◆ **Goal of the exercise**
Among the lines below, list those containing the string "content".

[Dataset rows about figures]

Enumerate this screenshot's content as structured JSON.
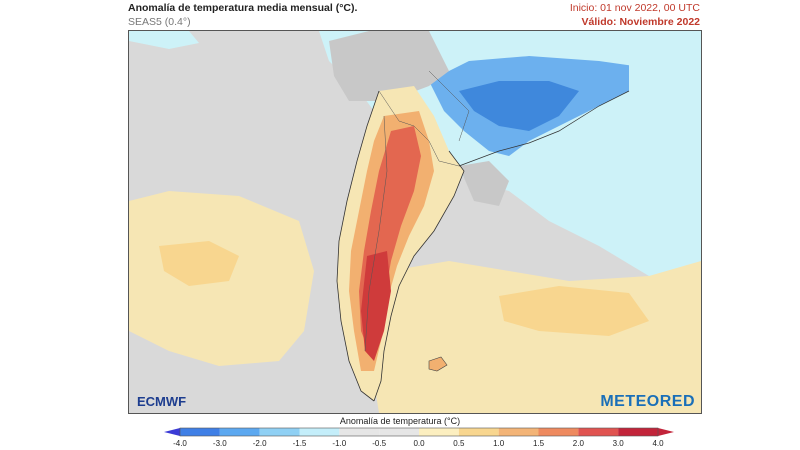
{
  "header": {
    "title": "Anomalía de temperatura media mensual (°C).",
    "subtitle": "SEAS5 (0.4°)",
    "init": "Inicio: 01 nov 2022, 00 UTC",
    "valid": "Válido: Noviembre 2022"
  },
  "logos": {
    "left": "ECMWF",
    "right": "METEORED"
  },
  "colorbar": {
    "title": "Anomalía de temperatura (°C)",
    "ticks": [
      "-4.0",
      "-3.0",
      "-2.0",
      "-1.5",
      "-1.0",
      "-0.5",
      "0.0",
      "0.5",
      "1.0",
      "1.5",
      "2.0",
      "3.0",
      "4.0"
    ],
    "colors": [
      "#3b3bd6",
      "#3f7fe6",
      "#5ca8f0",
      "#8fd0f4",
      "#c4eefa",
      "#e6e6e6",
      "#e6e6e6",
      "#fcefc0",
      "#f8d68f",
      "#f3b477",
      "#ee8a5f",
      "#e05350",
      "#c2243a"
    ]
  },
  "map_colors": {
    "ocean_neutral": "#d9d9d9",
    "land_neutral": "#c8c8c8",
    "light_cyan": "#cdf2f8",
    "blue_anomaly": "#6cb0ee",
    "dark_blue_anomaly": "#3f88dc",
    "pale_yellow": "#f6e6b4",
    "orange_anomaly": "#f2b070",
    "red_anomaly": "#e36750",
    "dark_red_anomaly": "#cf3b3b"
  }
}
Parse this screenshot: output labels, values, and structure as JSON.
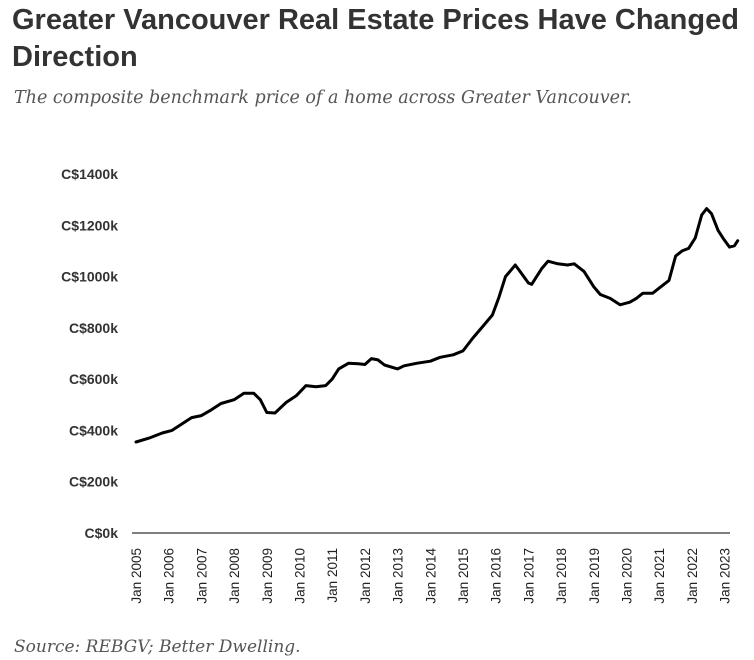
{
  "chart_data": {
    "type": "line",
    "title": "Greater Vancouver Real Estate Prices Have Changed Direction",
    "subtitle": "The composite benchmark price of a home across Greater Vancouver.",
    "source": "Source: REBGV; Better Dwelling.",
    "xlabel": "",
    "ylabel": "",
    "ylim": [
      0,
      1400
    ],
    "xlim": [
      2005,
      2023.4
    ],
    "y_ticks": [
      {
        "v": 0,
        "label": "C$0k"
      },
      {
        "v": 200,
        "label": "C$200k"
      },
      {
        "v": 400,
        "label": "C$400k"
      },
      {
        "v": 600,
        "label": "C$600k"
      },
      {
        "v": 800,
        "label": "C$800k"
      },
      {
        "v": 1000,
        "label": "C$1000k"
      },
      {
        "v": 1200,
        "label": "C$1200k"
      },
      {
        "v": 1400,
        "label": "C$1400k"
      }
    ],
    "x_ticks": [
      {
        "v": 2005,
        "label": "Jan 2005"
      },
      {
        "v": 2006,
        "label": "Jan 2006"
      },
      {
        "v": 2007,
        "label": "Jan 2007"
      },
      {
        "v": 2008,
        "label": "Jan 2008"
      },
      {
        "v": 2009,
        "label": "Jan 2009"
      },
      {
        "v": 2010,
        "label": "Jan 2010"
      },
      {
        "v": 2011,
        "label": "Jan 2011"
      },
      {
        "v": 2012,
        "label": "Jan 2012"
      },
      {
        "v": 2013,
        "label": "Jan 2013"
      },
      {
        "v": 2014,
        "label": "Jan 2014"
      },
      {
        "v": 2015,
        "label": "Jan 2015"
      },
      {
        "v": 2016,
        "label": "Jan 2016"
      },
      {
        "v": 2017,
        "label": "Jan 2017"
      },
      {
        "v": 2018,
        "label": "Jan 2018"
      },
      {
        "v": 2019,
        "label": "Jan 2019"
      },
      {
        "v": 2020,
        "label": "Jan 2020"
      },
      {
        "v": 2021,
        "label": "Jan 2021"
      },
      {
        "v": 2022,
        "label": "Jan 2022"
      },
      {
        "v": 2023,
        "label": "Jan 2023"
      }
    ],
    "series": [
      {
        "name": "Composite benchmark price (C$k)",
        "color": "#000000",
        "points": [
          [
            2005.0,
            355
          ],
          [
            2005.4,
            370
          ],
          [
            2005.8,
            390
          ],
          [
            2006.1,
            400
          ],
          [
            2006.4,
            425
          ],
          [
            2006.7,
            450
          ],
          [
            2007.0,
            458
          ],
          [
            2007.3,
            480
          ],
          [
            2007.6,
            505
          ],
          [
            2008.0,
            520
          ],
          [
            2008.3,
            545
          ],
          [
            2008.6,
            545
          ],
          [
            2008.8,
            520
          ],
          [
            2009.0,
            470
          ],
          [
            2009.25,
            468
          ],
          [
            2009.6,
            510
          ],
          [
            2009.9,
            535
          ],
          [
            2010.2,
            575
          ],
          [
            2010.5,
            570
          ],
          [
            2010.8,
            575
          ],
          [
            2011.0,
            600
          ],
          [
            2011.2,
            640
          ],
          [
            2011.5,
            662
          ],
          [
            2011.8,
            660
          ],
          [
            2012.0,
            657
          ],
          [
            2012.2,
            680
          ],
          [
            2012.4,
            675
          ],
          [
            2012.6,
            655
          ],
          [
            2013.0,
            640
          ],
          [
            2013.2,
            652
          ],
          [
            2013.6,
            662
          ],
          [
            2014.0,
            670
          ],
          [
            2014.3,
            685
          ],
          [
            2014.7,
            695
          ],
          [
            2015.0,
            710
          ],
          [
            2015.3,
            760
          ],
          [
            2015.6,
            805
          ],
          [
            2015.9,
            850
          ],
          [
            2016.1,
            920
          ],
          [
            2016.3,
            1000
          ],
          [
            2016.6,
            1045
          ],
          [
            2016.8,
            1010
          ],
          [
            2017.0,
            975
          ],
          [
            2017.1,
            970
          ],
          [
            2017.4,
            1030
          ],
          [
            2017.6,
            1060
          ],
          [
            2017.9,
            1050
          ],
          [
            2018.2,
            1045
          ],
          [
            2018.4,
            1050
          ],
          [
            2018.7,
            1020
          ],
          [
            2019.0,
            960
          ],
          [
            2019.2,
            930
          ],
          [
            2019.5,
            915
          ],
          [
            2019.8,
            890
          ],
          [
            2020.1,
            900
          ],
          [
            2020.3,
            915
          ],
          [
            2020.5,
            935
          ],
          [
            2020.8,
            935
          ],
          [
            2021.0,
            955
          ],
          [
            2021.3,
            985
          ],
          [
            2021.5,
            1080
          ],
          [
            2021.7,
            1100
          ],
          [
            2021.9,
            1110
          ],
          [
            2022.1,
            1150
          ],
          [
            2022.3,
            1240
          ],
          [
            2022.45,
            1265
          ],
          [
            2022.6,
            1245
          ],
          [
            2022.8,
            1180
          ],
          [
            2022.95,
            1150
          ],
          [
            2023.15,
            1115
          ],
          [
            2023.3,
            1120
          ],
          [
            2023.4,
            1140
          ]
        ]
      }
    ],
    "grid": false,
    "legend": "none"
  }
}
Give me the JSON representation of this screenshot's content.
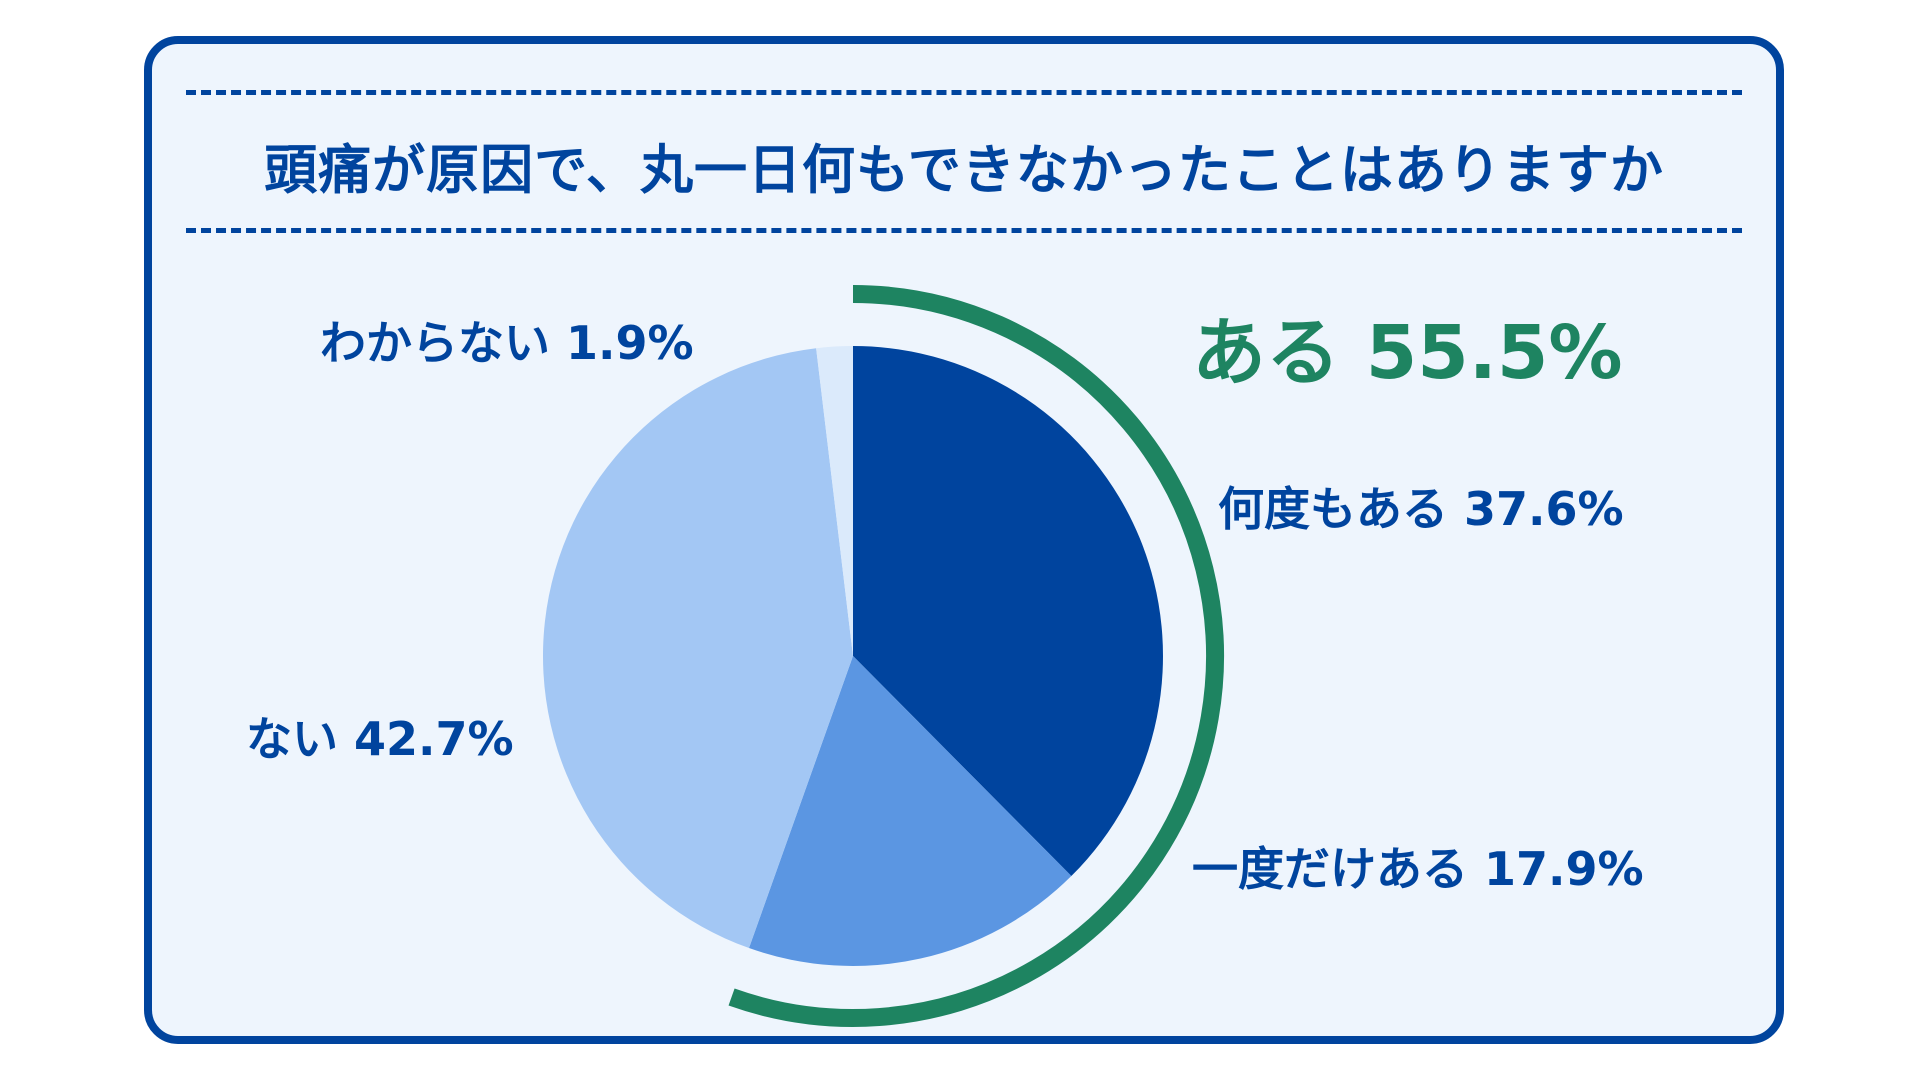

◆ **Complete answer**
Enumerate this screenshot's content as structured JSON.
Give me the JSON representation of this screenshot's content.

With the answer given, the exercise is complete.